● **Provided information**:
+--
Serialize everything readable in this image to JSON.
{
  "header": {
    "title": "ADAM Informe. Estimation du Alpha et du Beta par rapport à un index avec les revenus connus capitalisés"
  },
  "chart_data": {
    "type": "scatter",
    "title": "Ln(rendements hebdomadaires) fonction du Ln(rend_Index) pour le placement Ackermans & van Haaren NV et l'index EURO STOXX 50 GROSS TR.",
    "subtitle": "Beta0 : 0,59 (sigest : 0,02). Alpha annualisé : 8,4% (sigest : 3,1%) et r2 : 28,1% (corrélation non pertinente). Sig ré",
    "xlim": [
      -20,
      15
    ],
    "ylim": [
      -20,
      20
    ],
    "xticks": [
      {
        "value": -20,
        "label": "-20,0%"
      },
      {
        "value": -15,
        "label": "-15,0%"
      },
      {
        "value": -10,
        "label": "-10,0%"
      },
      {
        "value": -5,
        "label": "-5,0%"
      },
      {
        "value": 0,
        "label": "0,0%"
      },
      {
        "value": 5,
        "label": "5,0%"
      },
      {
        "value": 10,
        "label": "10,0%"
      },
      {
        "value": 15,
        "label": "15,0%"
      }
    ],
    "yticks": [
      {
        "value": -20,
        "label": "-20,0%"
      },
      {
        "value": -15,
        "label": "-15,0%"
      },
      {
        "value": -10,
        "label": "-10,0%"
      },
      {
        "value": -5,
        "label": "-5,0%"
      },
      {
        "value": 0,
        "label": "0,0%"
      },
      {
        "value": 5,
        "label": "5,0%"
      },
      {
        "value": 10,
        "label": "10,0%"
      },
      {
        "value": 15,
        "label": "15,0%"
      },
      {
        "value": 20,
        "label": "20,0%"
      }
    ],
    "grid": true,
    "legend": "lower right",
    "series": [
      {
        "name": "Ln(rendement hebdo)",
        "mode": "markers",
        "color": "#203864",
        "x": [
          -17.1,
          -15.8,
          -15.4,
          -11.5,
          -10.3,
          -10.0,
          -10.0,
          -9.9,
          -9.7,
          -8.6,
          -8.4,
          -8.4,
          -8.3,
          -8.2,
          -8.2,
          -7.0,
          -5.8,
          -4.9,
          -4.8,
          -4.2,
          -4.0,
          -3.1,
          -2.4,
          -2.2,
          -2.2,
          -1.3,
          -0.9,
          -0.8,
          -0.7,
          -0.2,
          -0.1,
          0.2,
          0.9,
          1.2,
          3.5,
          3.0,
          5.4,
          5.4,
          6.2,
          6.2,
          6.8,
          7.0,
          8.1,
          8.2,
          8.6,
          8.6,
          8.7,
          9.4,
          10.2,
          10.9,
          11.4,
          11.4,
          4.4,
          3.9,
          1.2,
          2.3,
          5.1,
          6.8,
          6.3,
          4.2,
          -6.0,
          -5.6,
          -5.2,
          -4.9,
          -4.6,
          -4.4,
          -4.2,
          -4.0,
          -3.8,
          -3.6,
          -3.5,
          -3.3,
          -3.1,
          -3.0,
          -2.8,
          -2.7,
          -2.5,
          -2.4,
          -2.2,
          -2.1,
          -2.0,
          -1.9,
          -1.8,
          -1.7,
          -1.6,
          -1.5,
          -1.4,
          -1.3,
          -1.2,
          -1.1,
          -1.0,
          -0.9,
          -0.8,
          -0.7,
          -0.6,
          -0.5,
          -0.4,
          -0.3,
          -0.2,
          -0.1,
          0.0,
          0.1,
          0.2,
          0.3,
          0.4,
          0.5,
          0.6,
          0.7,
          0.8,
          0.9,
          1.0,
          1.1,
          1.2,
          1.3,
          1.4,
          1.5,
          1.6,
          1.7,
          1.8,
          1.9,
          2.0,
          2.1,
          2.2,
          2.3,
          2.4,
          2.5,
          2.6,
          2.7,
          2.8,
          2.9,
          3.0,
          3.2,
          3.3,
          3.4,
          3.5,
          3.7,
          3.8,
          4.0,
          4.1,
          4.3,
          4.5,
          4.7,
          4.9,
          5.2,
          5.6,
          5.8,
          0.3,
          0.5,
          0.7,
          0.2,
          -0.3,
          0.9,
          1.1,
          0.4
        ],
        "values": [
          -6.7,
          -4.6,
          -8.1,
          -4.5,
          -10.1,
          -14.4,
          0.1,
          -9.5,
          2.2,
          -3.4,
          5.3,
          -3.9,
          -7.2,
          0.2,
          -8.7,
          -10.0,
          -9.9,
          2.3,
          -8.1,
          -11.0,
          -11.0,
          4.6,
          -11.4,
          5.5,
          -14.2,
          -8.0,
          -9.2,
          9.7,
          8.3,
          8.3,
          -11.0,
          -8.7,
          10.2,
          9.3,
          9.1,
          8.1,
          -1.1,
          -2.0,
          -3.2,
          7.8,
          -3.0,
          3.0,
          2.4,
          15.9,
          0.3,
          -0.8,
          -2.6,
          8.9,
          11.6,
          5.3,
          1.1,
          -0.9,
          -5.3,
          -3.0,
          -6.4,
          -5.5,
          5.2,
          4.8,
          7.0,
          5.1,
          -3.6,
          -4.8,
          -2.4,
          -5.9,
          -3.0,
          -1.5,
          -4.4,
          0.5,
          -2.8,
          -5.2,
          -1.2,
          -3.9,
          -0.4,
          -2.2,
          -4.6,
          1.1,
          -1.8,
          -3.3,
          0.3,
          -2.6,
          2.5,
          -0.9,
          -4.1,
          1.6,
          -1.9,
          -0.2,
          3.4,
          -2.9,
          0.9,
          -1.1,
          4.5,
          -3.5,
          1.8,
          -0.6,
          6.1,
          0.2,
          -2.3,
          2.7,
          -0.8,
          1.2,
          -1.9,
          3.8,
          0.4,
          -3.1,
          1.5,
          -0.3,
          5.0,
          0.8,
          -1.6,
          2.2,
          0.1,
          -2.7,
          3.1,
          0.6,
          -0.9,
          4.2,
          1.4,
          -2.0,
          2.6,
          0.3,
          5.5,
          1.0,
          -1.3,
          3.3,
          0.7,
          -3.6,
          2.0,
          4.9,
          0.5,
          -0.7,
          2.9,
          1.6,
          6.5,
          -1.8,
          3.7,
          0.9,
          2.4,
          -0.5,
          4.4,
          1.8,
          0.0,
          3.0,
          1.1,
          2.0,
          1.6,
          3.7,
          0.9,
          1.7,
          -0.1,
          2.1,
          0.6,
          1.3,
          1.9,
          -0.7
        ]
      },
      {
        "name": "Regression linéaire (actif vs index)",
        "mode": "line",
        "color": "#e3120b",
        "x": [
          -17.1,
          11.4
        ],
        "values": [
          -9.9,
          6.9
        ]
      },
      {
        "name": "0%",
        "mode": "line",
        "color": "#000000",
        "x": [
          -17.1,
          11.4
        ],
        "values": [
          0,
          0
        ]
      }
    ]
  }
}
+--
● **Your objective**: Look through the entries above and count each line holding "index"; report the count alone.

● **Response below**: 3